** Start DATA SHOWN **

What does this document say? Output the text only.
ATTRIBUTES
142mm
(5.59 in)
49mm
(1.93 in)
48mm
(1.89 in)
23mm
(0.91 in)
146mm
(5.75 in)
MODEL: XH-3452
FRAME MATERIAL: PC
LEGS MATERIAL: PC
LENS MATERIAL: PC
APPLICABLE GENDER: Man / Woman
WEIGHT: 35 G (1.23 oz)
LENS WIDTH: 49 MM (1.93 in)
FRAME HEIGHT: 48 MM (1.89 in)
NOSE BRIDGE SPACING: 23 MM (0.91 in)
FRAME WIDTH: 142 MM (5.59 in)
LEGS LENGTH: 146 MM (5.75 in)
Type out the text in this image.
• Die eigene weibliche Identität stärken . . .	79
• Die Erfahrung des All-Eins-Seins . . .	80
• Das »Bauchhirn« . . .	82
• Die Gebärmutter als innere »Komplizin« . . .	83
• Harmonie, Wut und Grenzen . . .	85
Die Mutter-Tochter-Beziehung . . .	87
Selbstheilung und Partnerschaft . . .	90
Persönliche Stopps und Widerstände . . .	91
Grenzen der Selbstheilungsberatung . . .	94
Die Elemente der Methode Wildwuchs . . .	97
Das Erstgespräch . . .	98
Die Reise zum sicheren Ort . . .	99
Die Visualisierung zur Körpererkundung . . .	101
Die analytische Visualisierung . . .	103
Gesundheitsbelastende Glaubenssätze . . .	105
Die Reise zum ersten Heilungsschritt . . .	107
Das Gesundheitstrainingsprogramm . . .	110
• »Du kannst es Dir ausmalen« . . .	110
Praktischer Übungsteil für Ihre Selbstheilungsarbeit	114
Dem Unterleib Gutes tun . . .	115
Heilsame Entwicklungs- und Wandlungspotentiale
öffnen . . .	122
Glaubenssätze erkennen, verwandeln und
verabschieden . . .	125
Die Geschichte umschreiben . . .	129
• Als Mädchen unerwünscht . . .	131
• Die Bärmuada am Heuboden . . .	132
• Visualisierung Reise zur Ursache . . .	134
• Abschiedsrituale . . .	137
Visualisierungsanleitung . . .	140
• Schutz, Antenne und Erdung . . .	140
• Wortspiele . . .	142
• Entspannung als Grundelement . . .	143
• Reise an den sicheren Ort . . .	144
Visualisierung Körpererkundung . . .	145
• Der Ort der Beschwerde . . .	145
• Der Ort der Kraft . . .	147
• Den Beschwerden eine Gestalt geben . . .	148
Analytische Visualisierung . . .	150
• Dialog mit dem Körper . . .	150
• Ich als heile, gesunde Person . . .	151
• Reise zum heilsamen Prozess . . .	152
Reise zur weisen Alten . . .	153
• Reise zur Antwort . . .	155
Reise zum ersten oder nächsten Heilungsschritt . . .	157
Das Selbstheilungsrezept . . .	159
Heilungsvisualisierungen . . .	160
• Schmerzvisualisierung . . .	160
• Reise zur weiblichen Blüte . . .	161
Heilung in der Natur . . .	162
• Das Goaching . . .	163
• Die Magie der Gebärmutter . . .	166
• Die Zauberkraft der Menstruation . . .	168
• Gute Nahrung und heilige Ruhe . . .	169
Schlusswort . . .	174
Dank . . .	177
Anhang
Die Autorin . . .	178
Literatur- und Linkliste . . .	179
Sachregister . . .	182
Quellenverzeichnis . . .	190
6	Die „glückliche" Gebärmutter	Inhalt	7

** End DATA SHOWN **

Copy out every line of the data that includes "FRAME".

FRAME MATERIAL: PC
FRAME HEIGHT: 48 MM (1.89 in)
FRAME WIDTH: 142 MM (5.59 in)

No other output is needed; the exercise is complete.